--- ENTRIES SHOWN ---

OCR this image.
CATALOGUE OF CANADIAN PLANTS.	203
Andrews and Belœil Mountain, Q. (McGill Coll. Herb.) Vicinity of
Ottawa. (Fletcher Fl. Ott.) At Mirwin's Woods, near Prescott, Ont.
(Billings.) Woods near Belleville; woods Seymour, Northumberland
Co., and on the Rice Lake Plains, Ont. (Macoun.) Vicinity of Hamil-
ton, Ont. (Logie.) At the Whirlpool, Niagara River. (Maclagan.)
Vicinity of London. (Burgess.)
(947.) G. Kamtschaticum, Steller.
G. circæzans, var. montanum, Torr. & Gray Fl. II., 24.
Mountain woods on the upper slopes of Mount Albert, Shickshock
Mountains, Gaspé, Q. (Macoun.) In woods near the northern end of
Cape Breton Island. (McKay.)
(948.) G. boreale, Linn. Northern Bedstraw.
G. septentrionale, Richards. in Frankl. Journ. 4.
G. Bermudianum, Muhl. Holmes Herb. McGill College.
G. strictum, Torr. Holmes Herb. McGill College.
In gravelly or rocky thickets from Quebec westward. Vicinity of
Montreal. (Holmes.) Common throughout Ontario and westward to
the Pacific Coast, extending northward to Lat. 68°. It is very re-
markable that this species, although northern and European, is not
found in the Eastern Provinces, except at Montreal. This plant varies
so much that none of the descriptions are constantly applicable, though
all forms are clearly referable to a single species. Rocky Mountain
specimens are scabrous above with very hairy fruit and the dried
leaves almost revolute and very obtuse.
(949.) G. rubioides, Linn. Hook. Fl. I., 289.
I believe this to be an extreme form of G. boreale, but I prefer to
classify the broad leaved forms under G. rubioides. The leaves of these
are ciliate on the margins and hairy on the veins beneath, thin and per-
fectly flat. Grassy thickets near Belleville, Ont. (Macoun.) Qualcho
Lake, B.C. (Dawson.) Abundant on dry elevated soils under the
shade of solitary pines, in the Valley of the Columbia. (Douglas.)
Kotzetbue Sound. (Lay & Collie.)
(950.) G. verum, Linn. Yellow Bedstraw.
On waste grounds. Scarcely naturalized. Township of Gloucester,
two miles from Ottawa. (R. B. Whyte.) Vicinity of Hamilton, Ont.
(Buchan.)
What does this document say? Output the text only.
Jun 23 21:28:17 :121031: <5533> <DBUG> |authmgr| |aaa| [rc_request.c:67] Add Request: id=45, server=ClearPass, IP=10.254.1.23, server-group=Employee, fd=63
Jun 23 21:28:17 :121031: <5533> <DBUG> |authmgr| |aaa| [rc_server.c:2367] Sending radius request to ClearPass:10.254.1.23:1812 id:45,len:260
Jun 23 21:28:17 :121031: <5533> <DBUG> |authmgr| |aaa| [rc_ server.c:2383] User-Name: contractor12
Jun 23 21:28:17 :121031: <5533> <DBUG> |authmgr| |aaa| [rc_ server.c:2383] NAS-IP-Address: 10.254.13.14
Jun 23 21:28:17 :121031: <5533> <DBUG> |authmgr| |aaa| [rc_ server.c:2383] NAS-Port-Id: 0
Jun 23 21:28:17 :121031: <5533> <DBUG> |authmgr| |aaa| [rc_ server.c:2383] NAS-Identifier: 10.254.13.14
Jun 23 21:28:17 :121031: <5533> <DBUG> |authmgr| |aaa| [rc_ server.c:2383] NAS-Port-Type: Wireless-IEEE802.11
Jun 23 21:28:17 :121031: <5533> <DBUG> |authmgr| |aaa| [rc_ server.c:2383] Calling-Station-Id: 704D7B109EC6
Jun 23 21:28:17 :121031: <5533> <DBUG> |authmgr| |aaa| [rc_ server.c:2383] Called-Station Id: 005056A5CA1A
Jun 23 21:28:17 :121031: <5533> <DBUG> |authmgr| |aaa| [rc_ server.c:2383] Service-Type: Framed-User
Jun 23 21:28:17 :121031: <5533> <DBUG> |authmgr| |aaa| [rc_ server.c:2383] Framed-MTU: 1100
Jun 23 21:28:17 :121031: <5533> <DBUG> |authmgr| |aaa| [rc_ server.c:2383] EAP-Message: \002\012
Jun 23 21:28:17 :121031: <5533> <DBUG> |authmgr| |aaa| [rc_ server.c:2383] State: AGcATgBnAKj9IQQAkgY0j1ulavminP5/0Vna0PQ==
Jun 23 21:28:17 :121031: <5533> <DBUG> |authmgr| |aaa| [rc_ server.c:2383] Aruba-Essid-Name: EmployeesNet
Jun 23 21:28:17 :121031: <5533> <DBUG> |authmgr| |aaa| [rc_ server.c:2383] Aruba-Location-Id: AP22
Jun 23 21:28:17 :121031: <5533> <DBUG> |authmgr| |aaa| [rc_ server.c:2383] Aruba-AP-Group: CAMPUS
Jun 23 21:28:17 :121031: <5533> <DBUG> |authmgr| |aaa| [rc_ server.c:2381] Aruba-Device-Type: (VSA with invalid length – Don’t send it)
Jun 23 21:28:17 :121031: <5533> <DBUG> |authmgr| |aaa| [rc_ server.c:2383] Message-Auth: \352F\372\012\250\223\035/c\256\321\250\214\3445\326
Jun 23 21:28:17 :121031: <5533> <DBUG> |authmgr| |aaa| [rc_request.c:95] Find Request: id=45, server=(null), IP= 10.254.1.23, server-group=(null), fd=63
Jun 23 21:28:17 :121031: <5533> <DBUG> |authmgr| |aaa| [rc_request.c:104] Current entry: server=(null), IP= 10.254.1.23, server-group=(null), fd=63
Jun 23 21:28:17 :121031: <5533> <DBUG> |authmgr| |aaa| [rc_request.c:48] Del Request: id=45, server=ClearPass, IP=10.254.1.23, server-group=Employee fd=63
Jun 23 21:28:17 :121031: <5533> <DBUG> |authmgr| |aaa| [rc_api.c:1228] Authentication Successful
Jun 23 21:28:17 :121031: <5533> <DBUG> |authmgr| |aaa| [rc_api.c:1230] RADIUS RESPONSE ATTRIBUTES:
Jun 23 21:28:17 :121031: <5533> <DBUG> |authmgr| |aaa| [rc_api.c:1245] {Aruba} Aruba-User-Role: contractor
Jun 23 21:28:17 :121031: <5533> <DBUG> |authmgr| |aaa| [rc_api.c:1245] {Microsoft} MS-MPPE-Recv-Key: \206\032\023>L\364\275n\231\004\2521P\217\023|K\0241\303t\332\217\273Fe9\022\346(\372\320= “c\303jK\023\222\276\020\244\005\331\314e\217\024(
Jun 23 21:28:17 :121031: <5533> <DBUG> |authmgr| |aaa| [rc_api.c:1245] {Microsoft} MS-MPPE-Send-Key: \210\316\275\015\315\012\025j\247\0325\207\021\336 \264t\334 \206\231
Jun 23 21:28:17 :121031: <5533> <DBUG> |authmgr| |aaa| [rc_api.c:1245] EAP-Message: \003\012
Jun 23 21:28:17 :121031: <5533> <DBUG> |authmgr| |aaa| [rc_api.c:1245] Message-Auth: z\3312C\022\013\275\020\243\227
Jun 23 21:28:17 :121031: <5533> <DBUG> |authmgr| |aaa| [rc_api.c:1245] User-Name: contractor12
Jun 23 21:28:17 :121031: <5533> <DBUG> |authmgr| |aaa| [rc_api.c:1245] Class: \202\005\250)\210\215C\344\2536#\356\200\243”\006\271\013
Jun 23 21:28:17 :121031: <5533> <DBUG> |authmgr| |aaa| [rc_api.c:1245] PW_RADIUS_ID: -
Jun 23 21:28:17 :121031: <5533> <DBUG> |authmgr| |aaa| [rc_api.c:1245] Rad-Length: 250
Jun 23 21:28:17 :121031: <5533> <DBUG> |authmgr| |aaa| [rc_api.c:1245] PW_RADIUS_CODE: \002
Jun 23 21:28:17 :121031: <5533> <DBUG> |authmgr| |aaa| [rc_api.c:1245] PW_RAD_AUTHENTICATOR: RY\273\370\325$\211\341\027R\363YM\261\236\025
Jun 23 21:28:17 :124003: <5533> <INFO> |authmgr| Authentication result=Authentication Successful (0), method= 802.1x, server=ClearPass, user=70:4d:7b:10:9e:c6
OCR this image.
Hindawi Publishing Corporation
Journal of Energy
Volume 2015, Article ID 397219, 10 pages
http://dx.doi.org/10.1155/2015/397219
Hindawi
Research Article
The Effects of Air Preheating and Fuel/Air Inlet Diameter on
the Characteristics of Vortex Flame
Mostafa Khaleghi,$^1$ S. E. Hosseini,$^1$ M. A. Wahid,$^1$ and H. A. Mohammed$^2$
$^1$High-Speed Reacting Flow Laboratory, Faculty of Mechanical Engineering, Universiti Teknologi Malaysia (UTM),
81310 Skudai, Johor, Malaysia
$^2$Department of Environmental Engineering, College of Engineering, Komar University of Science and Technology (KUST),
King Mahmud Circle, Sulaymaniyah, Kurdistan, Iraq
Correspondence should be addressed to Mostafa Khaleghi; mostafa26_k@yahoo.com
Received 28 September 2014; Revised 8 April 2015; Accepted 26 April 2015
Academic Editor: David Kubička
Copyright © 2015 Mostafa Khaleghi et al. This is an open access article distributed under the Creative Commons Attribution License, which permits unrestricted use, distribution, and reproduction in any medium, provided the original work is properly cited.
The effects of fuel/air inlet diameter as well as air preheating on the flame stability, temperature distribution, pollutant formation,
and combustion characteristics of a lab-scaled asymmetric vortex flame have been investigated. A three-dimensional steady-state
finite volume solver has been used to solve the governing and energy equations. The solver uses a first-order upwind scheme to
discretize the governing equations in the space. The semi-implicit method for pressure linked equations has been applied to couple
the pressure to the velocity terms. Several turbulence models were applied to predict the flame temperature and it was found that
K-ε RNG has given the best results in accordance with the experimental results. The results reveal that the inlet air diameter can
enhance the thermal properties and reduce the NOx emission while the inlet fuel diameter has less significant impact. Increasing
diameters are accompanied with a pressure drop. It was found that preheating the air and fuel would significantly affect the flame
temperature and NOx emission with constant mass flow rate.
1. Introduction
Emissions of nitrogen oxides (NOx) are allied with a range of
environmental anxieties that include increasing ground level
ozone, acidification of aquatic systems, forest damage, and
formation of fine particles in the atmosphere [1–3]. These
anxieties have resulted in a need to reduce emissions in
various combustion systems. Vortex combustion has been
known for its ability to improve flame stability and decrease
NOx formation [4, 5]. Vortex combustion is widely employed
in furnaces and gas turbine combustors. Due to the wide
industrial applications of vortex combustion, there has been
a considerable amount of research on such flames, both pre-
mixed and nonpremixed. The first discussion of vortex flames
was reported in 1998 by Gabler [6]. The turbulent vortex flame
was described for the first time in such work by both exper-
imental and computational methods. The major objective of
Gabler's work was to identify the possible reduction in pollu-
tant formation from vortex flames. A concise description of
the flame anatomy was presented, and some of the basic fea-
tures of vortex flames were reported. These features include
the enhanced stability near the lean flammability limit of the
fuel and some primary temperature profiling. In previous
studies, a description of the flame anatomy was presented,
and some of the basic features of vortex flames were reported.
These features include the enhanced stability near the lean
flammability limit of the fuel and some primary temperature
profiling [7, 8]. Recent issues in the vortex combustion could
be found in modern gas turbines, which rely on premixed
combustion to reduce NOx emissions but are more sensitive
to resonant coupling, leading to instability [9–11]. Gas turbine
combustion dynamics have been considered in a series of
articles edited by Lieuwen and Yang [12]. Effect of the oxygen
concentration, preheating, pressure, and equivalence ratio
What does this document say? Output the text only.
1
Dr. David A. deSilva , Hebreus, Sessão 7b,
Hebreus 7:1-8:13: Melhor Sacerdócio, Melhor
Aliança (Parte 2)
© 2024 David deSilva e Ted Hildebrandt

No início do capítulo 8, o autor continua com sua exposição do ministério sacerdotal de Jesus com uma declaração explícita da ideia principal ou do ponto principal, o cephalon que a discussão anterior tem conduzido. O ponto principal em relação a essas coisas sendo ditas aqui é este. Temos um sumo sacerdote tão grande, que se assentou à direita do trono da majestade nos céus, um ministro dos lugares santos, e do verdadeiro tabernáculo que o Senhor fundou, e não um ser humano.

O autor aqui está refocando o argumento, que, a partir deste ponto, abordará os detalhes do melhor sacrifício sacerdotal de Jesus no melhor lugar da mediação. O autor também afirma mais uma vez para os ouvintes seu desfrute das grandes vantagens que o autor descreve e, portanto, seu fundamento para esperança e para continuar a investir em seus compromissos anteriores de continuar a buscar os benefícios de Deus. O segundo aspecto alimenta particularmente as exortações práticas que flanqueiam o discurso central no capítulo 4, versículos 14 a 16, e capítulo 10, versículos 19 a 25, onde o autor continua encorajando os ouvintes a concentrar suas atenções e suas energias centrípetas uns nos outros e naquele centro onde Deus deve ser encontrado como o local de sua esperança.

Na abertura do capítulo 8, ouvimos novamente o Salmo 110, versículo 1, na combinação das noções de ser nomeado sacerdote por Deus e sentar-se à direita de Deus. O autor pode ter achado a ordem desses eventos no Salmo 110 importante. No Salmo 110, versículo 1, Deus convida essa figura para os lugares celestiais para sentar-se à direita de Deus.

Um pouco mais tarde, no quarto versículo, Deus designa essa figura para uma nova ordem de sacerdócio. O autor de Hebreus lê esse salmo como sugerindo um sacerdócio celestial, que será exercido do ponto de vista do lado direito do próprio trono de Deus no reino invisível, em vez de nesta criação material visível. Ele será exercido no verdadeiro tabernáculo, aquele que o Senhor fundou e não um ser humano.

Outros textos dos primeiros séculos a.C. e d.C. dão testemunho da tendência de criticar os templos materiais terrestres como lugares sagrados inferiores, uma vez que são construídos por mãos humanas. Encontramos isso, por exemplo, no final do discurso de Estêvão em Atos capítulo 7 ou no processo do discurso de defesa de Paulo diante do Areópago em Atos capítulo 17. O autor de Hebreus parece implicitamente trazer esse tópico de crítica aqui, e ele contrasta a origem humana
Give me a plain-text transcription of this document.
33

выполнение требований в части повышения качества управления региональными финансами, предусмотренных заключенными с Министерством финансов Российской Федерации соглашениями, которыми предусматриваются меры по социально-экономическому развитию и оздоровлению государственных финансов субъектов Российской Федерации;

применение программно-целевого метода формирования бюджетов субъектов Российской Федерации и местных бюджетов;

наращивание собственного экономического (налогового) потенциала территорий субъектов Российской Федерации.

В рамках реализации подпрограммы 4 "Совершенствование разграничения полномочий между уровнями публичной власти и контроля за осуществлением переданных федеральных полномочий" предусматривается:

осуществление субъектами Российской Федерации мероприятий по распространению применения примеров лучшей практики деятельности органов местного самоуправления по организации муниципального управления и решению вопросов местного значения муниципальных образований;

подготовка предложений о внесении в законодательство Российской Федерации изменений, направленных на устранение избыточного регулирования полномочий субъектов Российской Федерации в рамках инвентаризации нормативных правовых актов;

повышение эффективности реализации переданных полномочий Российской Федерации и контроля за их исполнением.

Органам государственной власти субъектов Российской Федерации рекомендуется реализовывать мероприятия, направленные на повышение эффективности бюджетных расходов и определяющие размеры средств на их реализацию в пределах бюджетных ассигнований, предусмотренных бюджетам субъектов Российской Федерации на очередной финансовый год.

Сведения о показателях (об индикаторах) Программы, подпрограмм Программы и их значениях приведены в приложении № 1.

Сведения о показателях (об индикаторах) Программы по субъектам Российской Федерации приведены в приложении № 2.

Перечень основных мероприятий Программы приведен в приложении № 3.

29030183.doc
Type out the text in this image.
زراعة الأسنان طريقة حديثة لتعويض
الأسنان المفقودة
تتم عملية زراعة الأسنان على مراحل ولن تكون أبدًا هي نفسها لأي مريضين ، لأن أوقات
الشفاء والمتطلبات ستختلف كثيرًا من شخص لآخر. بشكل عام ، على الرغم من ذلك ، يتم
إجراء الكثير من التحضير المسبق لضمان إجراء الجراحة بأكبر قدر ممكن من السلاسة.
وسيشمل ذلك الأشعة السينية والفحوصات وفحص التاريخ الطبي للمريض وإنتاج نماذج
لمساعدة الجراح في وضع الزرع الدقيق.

---

**DIRECTION:** Collect, from the material above, every line containing the word "Framed".

**SOLUTION TO THE PROBLEM:**
Jun 23 21:28:17 :121031: <5533> <DBUG> |authmgr| |aaa| [rc_ server.c:2383] Service-Type: Framed-User
Jun 23 21:28:17 :121031: <5533> <DBUG> |authmgr| |aaa| [rc_ server.c:2383] Framed-MTU: 1100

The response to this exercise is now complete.